[BEGIN Task data]
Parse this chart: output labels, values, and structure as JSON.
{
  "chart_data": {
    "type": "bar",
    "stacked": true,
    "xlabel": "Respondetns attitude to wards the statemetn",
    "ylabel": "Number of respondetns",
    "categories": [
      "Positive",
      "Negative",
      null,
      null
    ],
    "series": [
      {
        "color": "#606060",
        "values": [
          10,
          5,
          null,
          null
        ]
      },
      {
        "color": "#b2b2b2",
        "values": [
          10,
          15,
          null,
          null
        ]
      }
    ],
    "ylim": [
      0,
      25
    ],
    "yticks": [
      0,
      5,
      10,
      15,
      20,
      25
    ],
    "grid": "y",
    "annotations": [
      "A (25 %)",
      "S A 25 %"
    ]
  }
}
[END Task data]
### The task
Type out the full listing again, exactly as given.

### Finished answer
Parse this chart: output labels, values, and structure as JSON.
{
  "chart_data": {
    "type": "bar",
    "stacked": true,
    "xlabel": "Respondetns attitude to wards the statemetn",
    "ylabel": "Number of respondetns",
    "categories": [
      "Positive",
      "Negative",
      null,
      null
    ],
    "series": [
      {
        "color": "#606060",
        "values": [
          10,
          5,
          null,
          null
        ]
      },
      {
        "color": "#b2b2b2",
        "values": [
          10,
          15,
          null,
          null
        ]
      }
    ],
    "ylim": [
      0,
      25
    ],
    "yticks": [
      0,
      5,
      10,
      15,
      20,
      25
    ],
    "grid": "y",
    "annotations": [
      "A (25 %)",
      "S A 25 %"
    ]
  }
}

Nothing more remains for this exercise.